━━━━━ Data

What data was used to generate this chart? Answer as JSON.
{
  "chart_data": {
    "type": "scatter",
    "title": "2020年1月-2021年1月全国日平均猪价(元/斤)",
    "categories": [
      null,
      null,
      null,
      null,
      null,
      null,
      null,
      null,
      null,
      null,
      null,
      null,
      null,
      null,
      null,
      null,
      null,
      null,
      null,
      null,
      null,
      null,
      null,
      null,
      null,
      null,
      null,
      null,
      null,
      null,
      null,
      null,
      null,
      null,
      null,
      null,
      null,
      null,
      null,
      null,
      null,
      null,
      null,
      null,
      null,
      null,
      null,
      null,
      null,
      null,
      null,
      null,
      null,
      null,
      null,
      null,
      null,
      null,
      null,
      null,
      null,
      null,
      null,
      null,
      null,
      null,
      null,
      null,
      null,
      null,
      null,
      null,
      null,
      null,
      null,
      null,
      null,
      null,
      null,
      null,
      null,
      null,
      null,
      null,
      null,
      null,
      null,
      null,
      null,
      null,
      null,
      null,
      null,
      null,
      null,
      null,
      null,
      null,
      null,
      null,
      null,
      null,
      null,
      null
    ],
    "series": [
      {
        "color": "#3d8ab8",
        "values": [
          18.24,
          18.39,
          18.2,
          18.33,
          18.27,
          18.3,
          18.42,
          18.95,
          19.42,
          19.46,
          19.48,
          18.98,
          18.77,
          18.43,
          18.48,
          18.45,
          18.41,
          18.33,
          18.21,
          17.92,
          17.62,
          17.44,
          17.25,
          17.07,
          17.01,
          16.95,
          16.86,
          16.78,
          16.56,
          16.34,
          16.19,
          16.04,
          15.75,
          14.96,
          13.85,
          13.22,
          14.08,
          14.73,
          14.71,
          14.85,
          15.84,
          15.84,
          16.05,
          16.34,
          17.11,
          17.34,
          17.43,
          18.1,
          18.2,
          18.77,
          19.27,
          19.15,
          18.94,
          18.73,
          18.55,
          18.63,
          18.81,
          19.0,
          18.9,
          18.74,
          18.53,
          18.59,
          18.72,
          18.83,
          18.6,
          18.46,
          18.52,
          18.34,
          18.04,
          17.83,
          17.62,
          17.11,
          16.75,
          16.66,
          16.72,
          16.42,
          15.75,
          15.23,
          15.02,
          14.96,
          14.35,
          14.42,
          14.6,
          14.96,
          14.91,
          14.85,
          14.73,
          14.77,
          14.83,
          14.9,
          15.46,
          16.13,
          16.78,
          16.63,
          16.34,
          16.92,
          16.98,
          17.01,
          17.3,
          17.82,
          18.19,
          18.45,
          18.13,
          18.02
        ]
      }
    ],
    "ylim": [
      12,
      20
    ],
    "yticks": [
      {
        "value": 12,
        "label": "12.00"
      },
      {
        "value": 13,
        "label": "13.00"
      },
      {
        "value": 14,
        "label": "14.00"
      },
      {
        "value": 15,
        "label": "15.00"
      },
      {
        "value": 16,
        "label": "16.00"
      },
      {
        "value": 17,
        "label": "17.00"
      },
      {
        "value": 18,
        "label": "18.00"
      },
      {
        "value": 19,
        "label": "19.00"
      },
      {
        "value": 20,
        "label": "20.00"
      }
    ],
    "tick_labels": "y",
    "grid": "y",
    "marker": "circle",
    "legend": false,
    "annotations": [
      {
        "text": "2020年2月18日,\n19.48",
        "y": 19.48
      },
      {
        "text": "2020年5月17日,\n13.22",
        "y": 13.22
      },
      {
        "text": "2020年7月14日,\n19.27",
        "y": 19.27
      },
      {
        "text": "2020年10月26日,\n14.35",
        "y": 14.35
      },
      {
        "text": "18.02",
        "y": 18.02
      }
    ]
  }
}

━━━━━━━━━━

Direction:
Working from the material above, retype it in its entirety without change.

Solved exercise:
What data was used to generate this chart? Answer as JSON.
{
  "chart_data": {
    "type": "scatter",
    "title": "2020年1月-2021年1月全国日平均猪价(元/斤)",
    "categories": [
      null,
      null,
      null,
      null,
      null,
      null,
      null,
      null,
      null,
      null,
      null,
      null,
      null,
      null,
      null,
      null,
      null,
      null,
      null,
      null,
      null,
      null,
      null,
      null,
      null,
      null,
      null,
      null,
      null,
      null,
      null,
      null,
      null,
      null,
      null,
      null,
      null,
      null,
      null,
      null,
      null,
      null,
      null,
      null,
      null,
      null,
      null,
      null,
      null,
      null,
      null,
      null,
      null,
      null,
      null,
      null,
      null,
      null,
      null,
      null,
      null,
      null,
      null,
      null,
      null,
      null,
      null,
      null,
      null,
      null,
      null,
      null,
      null,
      null,
      null,
      null,
      null,
      null,
      null,
      null,
      null,
      null,
      null,
      null,
      null,
      null,
      null,
      null,
      null,
      null,
      null,
      null,
      null,
      null,
      null,
      null,
      null,
      null,
      null,
      null,
      null,
      null,
      null,
      null
    ],
    "series": [
      {
        "color": "#3d8ab8",
        "values": [
          18.24,
          18.39,
          18.2,
          18.33,
          18.27,
          18.3,
          18.42,
          18.95,
          19.42,
          19.46,
          19.48,
          18.98,
          18.77,
          18.43,
          18.48,
          18.45,
          18.41,
          18.33,
          18.21,
          17.92,
          17.62,
          17.44,
          17.25,
          17.07,
          17.01,
          16.95,
          16.86,
          16.78,
          16.56,
          16.34,
          16.19,
          16.04,
          15.75,
          14.96,
          13.85,
          13.22,
          14.08,
          14.73,
          14.71,
          14.85,
          15.84,
          15.84,
          16.05,
          16.34,
          17.11,
          17.34,
          17.43,
          18.1,
          18.2,
          18.77,
          19.27,
          19.15,
          18.94,
          18.73,
          18.55,
          18.63,
          18.81,
          19.0,
          18.9,
          18.74,
          18.53,
          18.59,
          18.72,
          18.83,
          18.6,
          18.46,
          18.52,
          18.34,
          18.04,
          17.83,
          17.62,
          17.11,
          16.75,
          16.66,
          16.72,
          16.42,
          15.75,
          15.23,
          15.02,
          14.96,
          14.35,
          14.42,
          14.6,
          14.96,
          14.91,
          14.85,
          14.73,
          14.77,
          14.83,
          14.9,
          15.46,
          16.13,
          16.78,
          16.63,
          16.34,
          16.92,
          16.98,
          17.01,
          17.3,
          17.82,
          18.19,
          18.45,
          18.13,
          18.02
        ]
      }
    ],
    "ylim": [
      12,
      20
    ],
    "yticks": [
      {
        "value": 12,
        "label": "12.00"
      },
      {
        "value": 13,
        "label": "13.00"
      },
      {
        "value": 14,
        "label": "14.00"
      },
      {
        "value": 15,
        "label": "15.00"
      },
      {
        "value": 16,
        "label": "16.00"
      },
      {
        "value": 17,
        "label": "17.00"
      },
      {
        "value": 18,
        "label": "18.00"
      },
      {
        "value": 19,
        "label": "19.00"
      },
      {
        "value": 20,
        "label": "20.00"
      }
    ],
    "tick_labels": "y",
    "grid": "y",
    "marker": "circle",
    "legend": false,
    "annotations": [
      {
        "text": "2020年2月18日,\n19.48",
        "y": 19.48
      },
      {
        "text": "2020年5月17日,\n13.22",
        "y": 13.22
      },
      {
        "text": "2020年7月14日,\n19.27",
        "y": 19.27
      },
      {
        "text": "2020年10月26日,\n14.35",
        "y": 14.35
      },
      {
        "text": "18.02",
        "y": 18.02
      }
    ]
  }
}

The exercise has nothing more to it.